Stated exercise 1: In the entries, rewrite the part that opens with the line containing "Segment this screenshot: for" and closes with the line containing "641, 98, 681]", swapping "data-point" for "marker" and changing nothing else. Leave the pictures out of your answer.

Passage:
══════════

Men flock to counseling website for overseas workers

Philippines

QUEZON CITY, 12 November 2009 (UCAN<)—A Jesuit university center's free online counseling service for overseas Filipino workers is attracting an overwhelming majority of males seeking help, an "unheard of" phenomenon, says the founder.

Regina Hechanova of Ateneo de Manila University's Center for Organization Research and Development (CORD) told UCA News that 75 percent of the website visitors are men.

"Typically the profile for counselees is predominantly female," Hechanova pointed out. She added that it is unclear whether the discrepancy reflects a situation in which male overseas workers have greater access to the Internet than women counterparts.

She suspects, however, that the anonymity of the service attracts men who would otherwise feel "threatened" or "ashamed" to seek counseling.

Hechanova, a psychologist, designed the OFWOnline website, which was developed by Ateneo's Department of Information Systems and Computer Science.

The site, mainly in Tagalog, the northern dialect and basis for the Philippines' national language, allows a registered visitor to chat for up to an hour with a counselor of his or her choice. The counselors are all trained at Ateneo.

The professional profile of those seeking help has been another surprise.

"We are not getting many domestic workers ... but mostly professionals -- architects, nurses, programmers -- with a few blue collar workers," Hechanova said. "This makes sense since professionals have the access to computers."

An estimated 8 million of the Philippines' 91 million people work abroad, or about 20 percent of the workforce.

Since the online counseling service began in July, it has had a steady flow of visitors, 60 percent coming from the Middle East. The others are based in Asia, Africa, Australia or North America, aside from a few who have returned home.

Loneliness is the most common issue followed by marital infidelity, homosexuality, financial concerns and sexual harassment from bosses, according to Hechanova.

"There are many relational problems," she noted, with men often complaining that they are growing apart from their wives and worry about infidelity.

"They complain they are under pressure from home and they don't know what is expected of them," she added.

Scalabrini Father Edwin Corros, executive secretary of the Philippine Catholic bishops' Episcopal Commission for Pastoral Care for Migrants and Itinerant People, is pleased by the success of the service but says it has limitations.

Those "who may need the service most, like domestic workers, vulnerable or isolated workers," may not have Internet access, he told UCA News.

Hechanova hopes to solve this through a publicity initiative aimed at domestic and other workers. CORD has signed an agreement with the Philippine Association of Service Exporters to involve the Ateneo group in the association's pre-departure seminars for OFW.

══════════

Stated exercise 2: Retype the part of the article on online counseling for overseas Filipino workers that opens with the words containing "Regina Hechanova of" and closes with "and Computer Science.".

Provided data:
══════════

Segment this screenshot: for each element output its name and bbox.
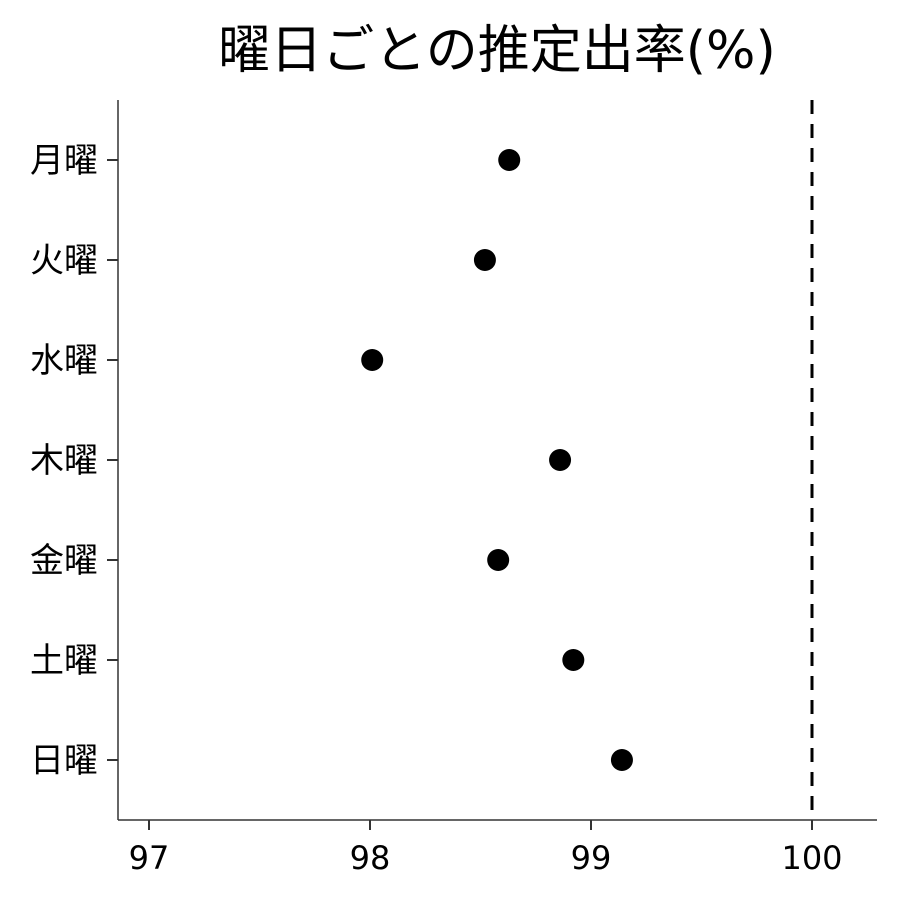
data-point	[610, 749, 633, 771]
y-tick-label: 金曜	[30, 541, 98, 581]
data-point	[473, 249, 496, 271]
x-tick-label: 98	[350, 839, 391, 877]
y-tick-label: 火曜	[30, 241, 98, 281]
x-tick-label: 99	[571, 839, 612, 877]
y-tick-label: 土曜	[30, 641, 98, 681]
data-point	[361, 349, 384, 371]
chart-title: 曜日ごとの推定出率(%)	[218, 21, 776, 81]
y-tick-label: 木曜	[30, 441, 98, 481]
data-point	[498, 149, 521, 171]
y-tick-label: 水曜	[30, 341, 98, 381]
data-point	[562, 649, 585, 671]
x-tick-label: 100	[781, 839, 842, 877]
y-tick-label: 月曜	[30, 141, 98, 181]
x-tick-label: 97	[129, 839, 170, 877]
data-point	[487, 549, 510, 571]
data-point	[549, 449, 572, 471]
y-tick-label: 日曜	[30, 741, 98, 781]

══════════

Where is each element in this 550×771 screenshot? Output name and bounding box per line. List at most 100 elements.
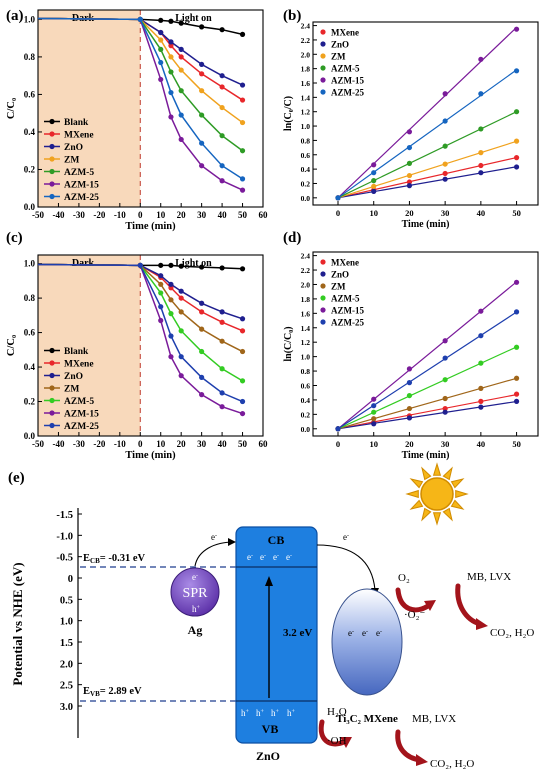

══════════

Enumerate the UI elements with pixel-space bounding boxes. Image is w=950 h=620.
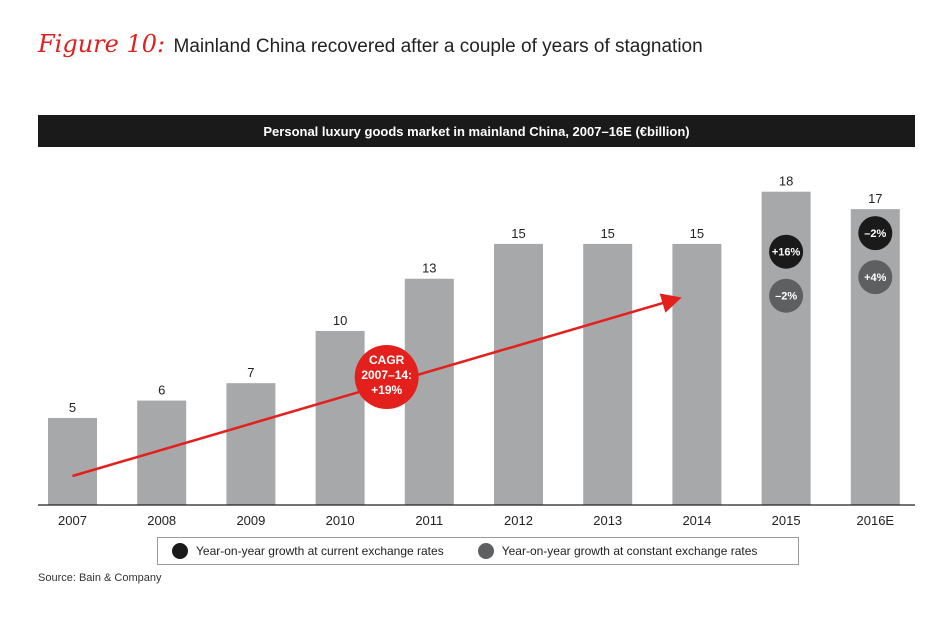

══════════

Correct response 1:
Segment this screenshot: for each element output its name and bbox.
marker	[610, 749, 633, 771]
y-tick-label: 金曜	[30, 541, 98, 581]
marker	[473, 249, 496, 271]
x-tick-label: 98	[350, 839, 391, 877]
y-tick-label: 火曜	[30, 241, 98, 281]
x-tick-label: 99	[571, 839, 612, 877]
y-tick-label: 土曜	[30, 641, 98, 681]

Correct response 2:
Regina Hechanova of Ateneo de Manila University's Center for Organization Research and Development (CORD) told UCA News that 75 percent of the website visitors are men.

"Typically the profile for counselees is predominantly female," Hechanova pointed out. She added that it is unclear whether the discrepancy reflects a situation in which male overseas workers have greater access to the Internet than women counterparts.

She suspects, however, that the anonymity of the service attracts men who would otherwise feel "threatened" or "ashamed" to seek counseling.

Hechanova, a psychologist, designed the OFWOnline website, which was developed by Ateneo's Department of Information Systems and Computer Science.